* **TASK DETAILS**
Transcribe each line exactly.

>> start RECORDS TO PROCESS

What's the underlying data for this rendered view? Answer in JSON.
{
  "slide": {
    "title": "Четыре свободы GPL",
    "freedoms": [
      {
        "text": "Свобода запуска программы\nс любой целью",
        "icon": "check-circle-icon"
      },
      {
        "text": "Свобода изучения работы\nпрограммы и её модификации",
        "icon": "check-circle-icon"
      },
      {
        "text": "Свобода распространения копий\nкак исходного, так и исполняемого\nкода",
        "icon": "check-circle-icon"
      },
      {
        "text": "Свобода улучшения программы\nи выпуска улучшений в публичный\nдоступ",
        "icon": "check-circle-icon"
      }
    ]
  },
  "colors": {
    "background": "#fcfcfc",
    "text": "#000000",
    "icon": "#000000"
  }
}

>> end RECORDS TO PROCESS

* **SOLUTION TO THIS EXERCISE**
What's the underlying data for this rendered view? Answer in JSON.
{
  "slide": {
    "title": "Четыре свободы GPL",
    "freedoms": [
      {
        "text": "Свобода запуска программы\nс любой целью",
        "icon": "check-circle-icon"
      },
      {
        "text": "Свобода изучения работы\nпрограммы и её модификации",
        "icon": "check-circle-icon"
      },
      {
        "text": "Свобода распространения копий\nкак исходного, так и исполняемого\nкода",
        "icon": "check-circle-icon"
      },
      {
        "text": "Свобода улучшения программы\nи выпуска улучшений в публичный\nдоступ",
        "icon": "check-circle-icon"
      }
    ]
  },
  "colors": {
    "background": "#fcfcfc",
    "text": "#000000",
    "icon": "#000000"
  }
}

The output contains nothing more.